--- THE EXERCISE ---
Scan the entries below. List each line with "zošliapnete".
== RECORD EXCERPTS ==
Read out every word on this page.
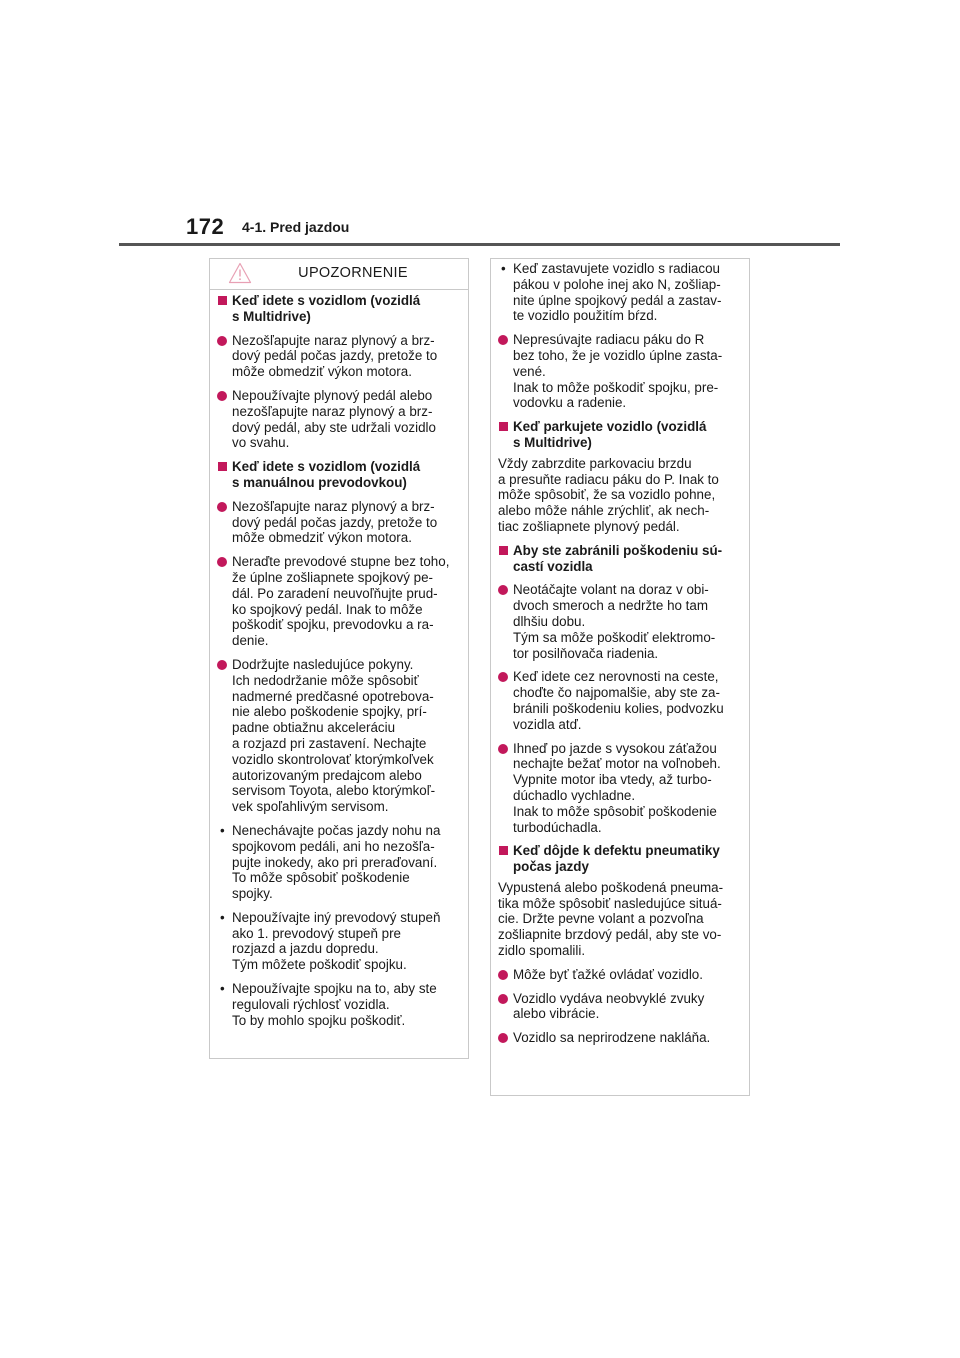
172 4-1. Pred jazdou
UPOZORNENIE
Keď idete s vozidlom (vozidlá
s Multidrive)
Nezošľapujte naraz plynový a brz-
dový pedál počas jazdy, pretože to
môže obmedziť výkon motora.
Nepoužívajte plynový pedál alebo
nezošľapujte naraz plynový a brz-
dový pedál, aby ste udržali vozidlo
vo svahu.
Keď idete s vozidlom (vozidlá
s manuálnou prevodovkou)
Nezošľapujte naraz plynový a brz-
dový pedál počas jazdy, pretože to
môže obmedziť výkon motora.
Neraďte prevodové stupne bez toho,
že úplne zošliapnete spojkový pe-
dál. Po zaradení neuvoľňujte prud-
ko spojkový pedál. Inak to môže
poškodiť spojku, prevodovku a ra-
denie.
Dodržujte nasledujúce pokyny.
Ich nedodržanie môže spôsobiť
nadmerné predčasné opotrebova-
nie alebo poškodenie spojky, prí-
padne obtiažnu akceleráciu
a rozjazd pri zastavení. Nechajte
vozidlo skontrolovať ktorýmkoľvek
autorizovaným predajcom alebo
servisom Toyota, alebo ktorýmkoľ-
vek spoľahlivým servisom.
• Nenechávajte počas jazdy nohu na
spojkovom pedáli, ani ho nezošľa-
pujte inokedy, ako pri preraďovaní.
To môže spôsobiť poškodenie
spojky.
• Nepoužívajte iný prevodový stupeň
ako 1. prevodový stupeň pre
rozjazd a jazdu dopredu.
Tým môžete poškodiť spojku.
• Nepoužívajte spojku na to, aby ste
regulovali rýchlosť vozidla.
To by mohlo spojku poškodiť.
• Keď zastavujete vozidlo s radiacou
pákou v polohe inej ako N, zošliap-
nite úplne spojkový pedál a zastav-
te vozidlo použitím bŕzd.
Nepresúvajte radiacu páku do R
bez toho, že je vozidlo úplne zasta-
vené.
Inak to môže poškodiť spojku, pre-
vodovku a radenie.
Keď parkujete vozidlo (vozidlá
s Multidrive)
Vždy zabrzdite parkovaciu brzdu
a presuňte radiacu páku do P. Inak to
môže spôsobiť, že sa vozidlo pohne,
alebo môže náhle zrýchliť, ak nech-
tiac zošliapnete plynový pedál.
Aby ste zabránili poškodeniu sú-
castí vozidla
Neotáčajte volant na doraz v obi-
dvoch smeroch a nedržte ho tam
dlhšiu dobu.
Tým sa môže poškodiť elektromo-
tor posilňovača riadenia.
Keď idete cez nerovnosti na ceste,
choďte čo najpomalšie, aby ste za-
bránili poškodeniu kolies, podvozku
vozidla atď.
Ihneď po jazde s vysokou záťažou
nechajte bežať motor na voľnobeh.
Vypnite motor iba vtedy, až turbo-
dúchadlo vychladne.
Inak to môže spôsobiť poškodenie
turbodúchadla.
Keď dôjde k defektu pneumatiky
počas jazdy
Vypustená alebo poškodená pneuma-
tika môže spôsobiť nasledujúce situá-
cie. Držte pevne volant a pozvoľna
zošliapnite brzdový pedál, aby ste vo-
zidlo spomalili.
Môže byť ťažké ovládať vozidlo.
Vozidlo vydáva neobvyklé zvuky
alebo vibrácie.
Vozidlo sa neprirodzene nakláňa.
===
== RECORD EXCERPTS ==
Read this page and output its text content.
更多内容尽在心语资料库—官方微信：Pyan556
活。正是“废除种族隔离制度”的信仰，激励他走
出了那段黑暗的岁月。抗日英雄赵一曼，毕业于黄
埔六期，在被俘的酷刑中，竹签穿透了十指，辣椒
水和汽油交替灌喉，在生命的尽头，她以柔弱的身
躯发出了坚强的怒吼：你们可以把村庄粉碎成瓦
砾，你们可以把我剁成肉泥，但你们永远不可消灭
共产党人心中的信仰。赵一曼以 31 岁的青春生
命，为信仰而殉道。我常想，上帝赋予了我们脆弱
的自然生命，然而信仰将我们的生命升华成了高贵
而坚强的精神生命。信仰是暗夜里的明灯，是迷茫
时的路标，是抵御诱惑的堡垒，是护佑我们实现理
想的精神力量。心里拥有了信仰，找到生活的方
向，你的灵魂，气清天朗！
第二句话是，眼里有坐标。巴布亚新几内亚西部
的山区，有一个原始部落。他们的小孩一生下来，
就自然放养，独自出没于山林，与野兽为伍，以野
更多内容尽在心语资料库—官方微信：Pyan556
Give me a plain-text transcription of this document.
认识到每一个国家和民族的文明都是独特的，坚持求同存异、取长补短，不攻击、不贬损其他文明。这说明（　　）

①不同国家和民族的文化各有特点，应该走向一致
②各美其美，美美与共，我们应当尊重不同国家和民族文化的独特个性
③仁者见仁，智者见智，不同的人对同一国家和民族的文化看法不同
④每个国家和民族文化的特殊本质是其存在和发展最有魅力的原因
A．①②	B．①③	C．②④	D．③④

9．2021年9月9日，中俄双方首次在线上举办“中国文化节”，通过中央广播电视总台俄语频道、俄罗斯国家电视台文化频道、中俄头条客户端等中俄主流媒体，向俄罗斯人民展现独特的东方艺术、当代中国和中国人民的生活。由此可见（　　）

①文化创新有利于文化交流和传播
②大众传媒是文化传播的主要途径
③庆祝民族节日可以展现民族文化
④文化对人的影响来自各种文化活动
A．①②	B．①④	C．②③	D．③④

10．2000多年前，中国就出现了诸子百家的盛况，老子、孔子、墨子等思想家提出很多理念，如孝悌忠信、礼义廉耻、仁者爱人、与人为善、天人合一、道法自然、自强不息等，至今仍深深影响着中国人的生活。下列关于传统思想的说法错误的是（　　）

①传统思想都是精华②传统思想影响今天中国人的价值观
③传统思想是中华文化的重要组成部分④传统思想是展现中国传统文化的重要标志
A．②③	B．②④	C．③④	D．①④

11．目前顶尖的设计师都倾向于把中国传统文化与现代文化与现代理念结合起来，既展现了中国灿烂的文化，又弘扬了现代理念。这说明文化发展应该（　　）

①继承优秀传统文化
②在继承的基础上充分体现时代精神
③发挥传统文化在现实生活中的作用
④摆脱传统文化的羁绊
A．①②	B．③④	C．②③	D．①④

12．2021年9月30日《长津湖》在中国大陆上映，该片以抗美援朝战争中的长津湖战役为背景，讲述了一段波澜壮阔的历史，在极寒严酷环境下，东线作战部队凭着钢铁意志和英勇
===
--- EXPECTED ANSWER ---
že úplne zošliapnete spojkový pe-
tiac zošliapnete plynový pedál.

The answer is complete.